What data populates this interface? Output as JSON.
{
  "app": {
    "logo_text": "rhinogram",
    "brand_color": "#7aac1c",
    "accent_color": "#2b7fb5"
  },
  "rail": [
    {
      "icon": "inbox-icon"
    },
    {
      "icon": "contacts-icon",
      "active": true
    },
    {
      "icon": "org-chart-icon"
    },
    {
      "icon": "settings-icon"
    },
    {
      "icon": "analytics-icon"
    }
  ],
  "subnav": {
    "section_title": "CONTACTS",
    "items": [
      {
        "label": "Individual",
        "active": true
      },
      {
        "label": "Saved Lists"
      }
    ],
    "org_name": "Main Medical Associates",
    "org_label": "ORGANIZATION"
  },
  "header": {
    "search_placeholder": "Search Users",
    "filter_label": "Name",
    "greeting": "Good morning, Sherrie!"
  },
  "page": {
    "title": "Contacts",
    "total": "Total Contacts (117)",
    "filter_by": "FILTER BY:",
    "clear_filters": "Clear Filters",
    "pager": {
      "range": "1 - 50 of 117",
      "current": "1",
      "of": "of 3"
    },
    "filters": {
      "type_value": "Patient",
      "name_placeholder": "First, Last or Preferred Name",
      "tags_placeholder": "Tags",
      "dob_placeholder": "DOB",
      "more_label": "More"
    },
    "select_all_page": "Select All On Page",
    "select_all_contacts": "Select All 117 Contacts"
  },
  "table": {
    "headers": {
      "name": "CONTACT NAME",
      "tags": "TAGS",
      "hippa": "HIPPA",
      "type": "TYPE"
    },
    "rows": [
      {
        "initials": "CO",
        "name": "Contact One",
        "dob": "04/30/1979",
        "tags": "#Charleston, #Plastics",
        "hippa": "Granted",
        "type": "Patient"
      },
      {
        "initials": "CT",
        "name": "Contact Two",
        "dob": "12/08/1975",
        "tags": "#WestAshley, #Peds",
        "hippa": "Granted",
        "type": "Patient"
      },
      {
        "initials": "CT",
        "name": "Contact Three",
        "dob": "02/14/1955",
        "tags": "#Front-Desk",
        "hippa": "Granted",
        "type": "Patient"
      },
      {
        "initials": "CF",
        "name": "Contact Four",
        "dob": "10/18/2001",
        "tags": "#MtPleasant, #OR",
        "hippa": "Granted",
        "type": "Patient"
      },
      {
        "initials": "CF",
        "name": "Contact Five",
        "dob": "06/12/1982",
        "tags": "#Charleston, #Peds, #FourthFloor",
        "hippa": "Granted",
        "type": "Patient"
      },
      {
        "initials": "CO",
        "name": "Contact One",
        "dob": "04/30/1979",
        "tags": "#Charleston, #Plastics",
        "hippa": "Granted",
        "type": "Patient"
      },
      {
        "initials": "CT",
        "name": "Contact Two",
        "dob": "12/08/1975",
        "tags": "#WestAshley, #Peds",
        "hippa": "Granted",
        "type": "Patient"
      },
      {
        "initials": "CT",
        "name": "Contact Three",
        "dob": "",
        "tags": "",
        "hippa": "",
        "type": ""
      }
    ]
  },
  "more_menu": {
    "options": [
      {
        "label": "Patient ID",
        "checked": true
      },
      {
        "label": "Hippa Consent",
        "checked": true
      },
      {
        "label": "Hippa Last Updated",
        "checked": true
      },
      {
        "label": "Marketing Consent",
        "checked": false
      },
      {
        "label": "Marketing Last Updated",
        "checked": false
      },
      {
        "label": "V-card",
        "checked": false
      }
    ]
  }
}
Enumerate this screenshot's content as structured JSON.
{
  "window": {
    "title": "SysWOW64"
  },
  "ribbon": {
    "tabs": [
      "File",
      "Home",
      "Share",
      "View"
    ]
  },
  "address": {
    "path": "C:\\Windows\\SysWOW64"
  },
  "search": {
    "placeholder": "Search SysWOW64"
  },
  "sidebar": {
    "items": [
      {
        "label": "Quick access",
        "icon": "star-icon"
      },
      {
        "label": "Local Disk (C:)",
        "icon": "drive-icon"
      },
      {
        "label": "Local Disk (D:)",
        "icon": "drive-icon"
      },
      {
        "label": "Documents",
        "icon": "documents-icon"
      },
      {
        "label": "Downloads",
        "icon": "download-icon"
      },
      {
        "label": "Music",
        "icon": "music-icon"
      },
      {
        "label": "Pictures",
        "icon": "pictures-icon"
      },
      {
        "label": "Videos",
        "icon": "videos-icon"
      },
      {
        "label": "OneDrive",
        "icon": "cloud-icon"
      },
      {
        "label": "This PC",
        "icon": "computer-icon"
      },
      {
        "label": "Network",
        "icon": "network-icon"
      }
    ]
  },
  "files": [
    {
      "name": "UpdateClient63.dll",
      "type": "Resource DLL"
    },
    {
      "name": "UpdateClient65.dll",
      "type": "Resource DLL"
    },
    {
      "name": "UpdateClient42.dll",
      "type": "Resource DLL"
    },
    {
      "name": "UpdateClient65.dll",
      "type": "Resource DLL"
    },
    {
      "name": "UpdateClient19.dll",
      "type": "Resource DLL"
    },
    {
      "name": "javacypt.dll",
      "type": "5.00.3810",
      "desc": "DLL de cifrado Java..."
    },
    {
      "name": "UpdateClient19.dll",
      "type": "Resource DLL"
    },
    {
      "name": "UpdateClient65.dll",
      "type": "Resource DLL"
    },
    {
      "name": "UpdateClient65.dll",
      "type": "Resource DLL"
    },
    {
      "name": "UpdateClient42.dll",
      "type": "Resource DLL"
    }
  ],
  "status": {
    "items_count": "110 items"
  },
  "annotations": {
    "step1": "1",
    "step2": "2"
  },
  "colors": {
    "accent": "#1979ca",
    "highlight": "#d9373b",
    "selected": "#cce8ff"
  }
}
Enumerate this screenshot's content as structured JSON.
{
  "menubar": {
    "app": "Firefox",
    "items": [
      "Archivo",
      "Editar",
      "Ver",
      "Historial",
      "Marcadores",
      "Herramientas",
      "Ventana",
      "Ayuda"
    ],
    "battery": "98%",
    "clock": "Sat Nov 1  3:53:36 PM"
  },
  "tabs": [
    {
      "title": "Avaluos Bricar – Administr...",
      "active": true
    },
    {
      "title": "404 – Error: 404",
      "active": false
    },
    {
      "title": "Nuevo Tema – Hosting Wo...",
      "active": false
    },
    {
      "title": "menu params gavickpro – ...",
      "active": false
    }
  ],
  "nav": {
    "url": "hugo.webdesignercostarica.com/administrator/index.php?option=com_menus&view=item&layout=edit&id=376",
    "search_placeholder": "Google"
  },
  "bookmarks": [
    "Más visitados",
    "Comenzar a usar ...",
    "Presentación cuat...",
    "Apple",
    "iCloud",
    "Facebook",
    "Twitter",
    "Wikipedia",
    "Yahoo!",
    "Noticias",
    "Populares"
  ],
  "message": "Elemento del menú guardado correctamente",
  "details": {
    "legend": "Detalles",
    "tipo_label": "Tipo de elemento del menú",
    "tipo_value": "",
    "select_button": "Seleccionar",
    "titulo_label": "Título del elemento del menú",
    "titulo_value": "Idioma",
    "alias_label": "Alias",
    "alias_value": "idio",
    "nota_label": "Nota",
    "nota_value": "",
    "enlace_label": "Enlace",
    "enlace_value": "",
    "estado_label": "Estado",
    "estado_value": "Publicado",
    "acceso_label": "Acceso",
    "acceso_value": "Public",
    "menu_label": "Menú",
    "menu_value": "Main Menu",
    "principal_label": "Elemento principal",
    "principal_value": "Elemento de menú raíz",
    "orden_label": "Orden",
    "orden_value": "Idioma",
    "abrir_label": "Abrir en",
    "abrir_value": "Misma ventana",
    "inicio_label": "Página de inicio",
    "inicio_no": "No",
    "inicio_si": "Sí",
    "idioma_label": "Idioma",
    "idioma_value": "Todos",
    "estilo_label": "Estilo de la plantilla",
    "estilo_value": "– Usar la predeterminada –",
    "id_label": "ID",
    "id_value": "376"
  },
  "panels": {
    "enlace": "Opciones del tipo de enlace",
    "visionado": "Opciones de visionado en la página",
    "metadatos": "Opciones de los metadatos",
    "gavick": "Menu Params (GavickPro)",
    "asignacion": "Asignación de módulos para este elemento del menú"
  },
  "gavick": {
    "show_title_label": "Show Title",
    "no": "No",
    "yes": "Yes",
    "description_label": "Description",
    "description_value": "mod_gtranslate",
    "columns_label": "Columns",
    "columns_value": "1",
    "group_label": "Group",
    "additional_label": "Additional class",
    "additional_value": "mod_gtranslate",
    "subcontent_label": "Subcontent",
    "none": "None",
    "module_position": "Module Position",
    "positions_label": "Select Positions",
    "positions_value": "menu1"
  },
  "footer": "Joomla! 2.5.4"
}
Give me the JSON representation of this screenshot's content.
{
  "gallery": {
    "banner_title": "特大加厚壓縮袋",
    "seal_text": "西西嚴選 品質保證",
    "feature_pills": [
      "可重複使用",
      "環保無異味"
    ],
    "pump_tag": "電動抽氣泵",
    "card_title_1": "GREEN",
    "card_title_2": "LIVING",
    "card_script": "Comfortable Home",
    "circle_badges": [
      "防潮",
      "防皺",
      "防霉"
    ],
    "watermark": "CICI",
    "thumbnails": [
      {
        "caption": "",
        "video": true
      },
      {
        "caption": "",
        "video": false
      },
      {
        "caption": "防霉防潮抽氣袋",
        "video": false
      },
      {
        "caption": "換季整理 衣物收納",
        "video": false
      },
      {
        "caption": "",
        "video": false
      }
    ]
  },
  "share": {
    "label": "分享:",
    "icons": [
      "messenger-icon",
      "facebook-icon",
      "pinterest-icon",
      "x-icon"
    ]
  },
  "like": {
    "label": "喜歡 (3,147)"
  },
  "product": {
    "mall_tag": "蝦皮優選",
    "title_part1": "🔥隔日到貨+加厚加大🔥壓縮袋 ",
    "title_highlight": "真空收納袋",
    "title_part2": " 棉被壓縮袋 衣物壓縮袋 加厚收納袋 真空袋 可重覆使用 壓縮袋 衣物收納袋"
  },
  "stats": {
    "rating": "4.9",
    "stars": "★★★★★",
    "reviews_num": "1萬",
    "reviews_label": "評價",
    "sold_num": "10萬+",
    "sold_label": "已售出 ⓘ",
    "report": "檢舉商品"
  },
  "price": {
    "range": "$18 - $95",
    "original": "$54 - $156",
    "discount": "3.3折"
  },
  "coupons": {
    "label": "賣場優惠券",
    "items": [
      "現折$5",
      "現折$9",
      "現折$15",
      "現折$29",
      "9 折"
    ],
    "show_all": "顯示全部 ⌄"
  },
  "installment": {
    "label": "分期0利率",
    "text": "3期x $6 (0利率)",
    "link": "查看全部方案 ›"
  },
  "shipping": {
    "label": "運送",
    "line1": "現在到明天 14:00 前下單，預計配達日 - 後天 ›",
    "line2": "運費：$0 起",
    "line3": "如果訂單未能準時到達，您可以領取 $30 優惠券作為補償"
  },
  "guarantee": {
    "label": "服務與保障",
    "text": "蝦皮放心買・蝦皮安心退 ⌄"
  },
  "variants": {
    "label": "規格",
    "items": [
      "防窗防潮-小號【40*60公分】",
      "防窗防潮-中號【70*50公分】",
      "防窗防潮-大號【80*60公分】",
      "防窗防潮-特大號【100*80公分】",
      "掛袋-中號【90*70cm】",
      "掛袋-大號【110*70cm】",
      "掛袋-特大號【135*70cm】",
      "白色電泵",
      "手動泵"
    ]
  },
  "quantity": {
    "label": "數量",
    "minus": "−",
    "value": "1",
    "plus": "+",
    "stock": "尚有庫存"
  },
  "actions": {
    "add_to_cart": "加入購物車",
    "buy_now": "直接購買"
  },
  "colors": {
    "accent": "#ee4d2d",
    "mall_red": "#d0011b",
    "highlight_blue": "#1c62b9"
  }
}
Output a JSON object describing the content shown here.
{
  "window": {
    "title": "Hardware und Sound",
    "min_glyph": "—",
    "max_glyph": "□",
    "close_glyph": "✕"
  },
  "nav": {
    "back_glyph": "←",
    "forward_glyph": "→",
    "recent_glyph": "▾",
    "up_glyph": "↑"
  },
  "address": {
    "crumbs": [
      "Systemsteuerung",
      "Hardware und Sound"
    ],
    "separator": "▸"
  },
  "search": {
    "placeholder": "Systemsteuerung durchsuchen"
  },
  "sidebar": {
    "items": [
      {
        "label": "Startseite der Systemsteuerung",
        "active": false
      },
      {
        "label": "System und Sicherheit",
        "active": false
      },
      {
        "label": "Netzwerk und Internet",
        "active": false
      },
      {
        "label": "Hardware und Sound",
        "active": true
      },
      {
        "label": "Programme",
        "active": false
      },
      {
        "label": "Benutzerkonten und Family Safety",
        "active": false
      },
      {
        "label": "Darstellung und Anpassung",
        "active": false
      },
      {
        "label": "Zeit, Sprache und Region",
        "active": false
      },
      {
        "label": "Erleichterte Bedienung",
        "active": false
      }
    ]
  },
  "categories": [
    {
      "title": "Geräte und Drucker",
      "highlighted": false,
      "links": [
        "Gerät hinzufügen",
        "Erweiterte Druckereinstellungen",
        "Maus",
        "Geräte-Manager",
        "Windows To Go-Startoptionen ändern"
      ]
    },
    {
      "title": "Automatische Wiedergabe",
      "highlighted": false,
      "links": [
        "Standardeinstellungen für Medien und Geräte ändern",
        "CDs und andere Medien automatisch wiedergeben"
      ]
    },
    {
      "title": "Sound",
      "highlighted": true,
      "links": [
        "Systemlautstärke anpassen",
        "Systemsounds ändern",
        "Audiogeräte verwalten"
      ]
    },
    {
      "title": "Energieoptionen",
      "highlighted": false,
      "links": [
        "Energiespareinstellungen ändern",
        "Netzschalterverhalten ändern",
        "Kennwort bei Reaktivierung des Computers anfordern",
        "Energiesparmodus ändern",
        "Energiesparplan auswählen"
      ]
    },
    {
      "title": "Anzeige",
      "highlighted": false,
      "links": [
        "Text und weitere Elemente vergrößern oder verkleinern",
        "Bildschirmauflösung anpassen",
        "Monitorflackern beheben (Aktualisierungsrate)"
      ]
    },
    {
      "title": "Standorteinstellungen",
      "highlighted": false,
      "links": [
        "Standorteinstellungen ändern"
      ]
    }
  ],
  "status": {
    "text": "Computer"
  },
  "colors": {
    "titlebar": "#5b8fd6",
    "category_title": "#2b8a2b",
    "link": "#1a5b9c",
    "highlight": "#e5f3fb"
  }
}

WORK TO DO: Among the entries above, how many lines hold the word "Local"? Reply with only that number.

TASK RESPONSE: 2